#### Task statement
Gather, from the listing beneath this task, every line holding the string "infrastructure".

^^^^^^^^^^^^^^^^

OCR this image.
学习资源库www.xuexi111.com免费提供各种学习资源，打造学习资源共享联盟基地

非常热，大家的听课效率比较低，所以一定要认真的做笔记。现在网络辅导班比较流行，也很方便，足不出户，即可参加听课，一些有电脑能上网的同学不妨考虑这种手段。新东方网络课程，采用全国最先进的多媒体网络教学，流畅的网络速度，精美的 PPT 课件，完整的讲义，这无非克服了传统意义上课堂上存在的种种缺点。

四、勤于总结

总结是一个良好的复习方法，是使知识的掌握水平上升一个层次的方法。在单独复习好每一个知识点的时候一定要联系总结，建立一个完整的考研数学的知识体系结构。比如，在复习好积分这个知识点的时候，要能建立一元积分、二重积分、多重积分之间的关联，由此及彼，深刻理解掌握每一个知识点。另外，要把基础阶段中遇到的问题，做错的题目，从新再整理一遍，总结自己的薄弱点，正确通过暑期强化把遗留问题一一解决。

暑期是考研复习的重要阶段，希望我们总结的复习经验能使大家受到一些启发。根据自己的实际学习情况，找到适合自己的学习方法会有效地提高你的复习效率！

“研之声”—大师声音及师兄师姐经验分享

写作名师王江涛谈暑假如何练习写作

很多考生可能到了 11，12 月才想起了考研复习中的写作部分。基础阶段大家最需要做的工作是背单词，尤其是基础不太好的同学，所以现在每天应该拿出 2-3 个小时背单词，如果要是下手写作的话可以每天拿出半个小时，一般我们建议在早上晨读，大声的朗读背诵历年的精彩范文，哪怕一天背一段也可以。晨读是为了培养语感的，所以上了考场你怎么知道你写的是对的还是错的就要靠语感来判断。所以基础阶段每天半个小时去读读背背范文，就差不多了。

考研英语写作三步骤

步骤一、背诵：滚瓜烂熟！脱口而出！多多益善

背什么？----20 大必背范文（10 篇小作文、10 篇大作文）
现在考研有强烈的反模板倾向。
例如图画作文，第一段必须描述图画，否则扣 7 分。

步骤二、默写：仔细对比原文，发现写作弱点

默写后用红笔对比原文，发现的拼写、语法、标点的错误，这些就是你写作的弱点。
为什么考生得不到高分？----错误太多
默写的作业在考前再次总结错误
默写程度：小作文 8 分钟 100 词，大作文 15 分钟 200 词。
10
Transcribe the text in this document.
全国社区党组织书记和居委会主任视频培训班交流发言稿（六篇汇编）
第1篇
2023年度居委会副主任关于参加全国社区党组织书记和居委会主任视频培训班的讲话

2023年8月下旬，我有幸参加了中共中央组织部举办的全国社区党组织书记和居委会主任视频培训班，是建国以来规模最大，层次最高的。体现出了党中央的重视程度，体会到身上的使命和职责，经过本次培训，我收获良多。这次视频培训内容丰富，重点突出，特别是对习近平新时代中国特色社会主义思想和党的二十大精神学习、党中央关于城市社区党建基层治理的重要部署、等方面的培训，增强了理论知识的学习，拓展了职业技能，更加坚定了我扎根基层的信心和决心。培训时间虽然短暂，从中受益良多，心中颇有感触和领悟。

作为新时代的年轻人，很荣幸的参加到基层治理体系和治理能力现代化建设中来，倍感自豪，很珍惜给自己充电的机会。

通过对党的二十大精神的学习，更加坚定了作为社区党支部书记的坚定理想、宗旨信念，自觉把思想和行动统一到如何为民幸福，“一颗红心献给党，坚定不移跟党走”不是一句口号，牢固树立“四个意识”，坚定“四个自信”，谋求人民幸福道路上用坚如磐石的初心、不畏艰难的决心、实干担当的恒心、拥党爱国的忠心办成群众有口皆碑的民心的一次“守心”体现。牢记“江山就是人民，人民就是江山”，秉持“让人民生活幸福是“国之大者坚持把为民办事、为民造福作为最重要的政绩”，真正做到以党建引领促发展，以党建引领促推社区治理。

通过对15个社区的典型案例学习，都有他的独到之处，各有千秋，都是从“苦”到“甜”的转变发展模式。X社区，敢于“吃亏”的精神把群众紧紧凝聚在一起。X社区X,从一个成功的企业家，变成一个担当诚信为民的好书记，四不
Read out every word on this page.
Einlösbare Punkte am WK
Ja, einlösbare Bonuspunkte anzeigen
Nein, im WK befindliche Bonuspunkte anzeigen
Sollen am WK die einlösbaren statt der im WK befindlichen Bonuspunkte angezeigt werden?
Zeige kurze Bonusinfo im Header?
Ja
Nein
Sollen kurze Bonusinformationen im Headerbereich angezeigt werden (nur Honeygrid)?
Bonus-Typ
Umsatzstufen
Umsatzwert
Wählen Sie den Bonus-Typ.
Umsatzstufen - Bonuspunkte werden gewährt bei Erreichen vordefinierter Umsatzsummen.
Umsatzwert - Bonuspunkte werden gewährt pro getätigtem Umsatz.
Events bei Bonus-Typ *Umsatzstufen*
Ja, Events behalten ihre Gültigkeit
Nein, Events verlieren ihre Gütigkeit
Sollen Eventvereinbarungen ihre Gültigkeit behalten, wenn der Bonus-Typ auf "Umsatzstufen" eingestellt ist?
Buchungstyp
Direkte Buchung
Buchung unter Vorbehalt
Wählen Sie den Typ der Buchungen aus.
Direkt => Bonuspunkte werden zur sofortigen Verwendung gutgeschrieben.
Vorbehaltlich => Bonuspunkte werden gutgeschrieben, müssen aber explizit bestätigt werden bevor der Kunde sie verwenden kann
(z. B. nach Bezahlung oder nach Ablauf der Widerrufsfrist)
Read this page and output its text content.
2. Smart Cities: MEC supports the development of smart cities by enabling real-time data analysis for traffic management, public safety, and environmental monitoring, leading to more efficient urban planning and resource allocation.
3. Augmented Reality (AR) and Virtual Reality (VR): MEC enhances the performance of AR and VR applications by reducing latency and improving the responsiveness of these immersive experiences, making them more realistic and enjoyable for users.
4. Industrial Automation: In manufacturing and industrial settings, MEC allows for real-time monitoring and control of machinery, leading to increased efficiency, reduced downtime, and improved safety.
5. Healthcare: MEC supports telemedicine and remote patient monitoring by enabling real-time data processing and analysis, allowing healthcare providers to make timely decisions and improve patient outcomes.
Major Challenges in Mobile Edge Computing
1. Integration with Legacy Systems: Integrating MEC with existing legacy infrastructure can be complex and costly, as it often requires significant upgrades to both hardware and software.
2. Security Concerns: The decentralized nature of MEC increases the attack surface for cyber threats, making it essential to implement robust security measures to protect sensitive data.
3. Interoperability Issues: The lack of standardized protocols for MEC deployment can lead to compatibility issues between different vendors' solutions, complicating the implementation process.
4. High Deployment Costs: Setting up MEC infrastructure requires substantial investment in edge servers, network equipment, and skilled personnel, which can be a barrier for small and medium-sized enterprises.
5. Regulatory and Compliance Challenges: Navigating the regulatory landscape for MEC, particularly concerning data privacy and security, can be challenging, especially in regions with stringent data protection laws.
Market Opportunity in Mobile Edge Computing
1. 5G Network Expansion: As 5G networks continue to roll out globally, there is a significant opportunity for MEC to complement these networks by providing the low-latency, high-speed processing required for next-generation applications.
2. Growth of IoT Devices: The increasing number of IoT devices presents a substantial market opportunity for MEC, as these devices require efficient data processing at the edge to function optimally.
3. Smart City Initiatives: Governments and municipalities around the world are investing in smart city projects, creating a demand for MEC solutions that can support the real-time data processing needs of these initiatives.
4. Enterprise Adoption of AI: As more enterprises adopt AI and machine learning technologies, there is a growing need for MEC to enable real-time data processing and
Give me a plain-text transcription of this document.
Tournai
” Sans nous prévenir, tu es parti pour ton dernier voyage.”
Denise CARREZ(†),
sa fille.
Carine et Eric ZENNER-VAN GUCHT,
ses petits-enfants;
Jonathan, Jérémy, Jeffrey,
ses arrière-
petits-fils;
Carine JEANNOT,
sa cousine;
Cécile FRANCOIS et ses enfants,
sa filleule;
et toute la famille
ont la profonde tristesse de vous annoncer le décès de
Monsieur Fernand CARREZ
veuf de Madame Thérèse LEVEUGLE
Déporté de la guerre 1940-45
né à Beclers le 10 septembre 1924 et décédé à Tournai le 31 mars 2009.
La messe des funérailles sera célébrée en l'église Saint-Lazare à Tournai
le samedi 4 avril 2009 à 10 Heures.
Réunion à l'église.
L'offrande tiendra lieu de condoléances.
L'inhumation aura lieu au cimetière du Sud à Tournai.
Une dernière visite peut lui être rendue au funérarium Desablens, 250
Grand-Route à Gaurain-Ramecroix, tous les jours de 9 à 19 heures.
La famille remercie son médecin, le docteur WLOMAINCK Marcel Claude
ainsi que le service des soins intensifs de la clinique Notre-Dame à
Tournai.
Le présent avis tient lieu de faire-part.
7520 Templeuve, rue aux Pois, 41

^^^^^^^^^^^^^^^^

#### Reply
1. Integration with Legacy Systems: Integrating MEC with existing legacy infrastructure can be complex and costly, as it often requires significant upgrades to both hardware and software.
4. High Deployment Costs: Setting up MEC infrastructure requires substantial investment in edge servers, network equipment, and skilled personnel, which can be a barrier for small and medium-sized enterprises.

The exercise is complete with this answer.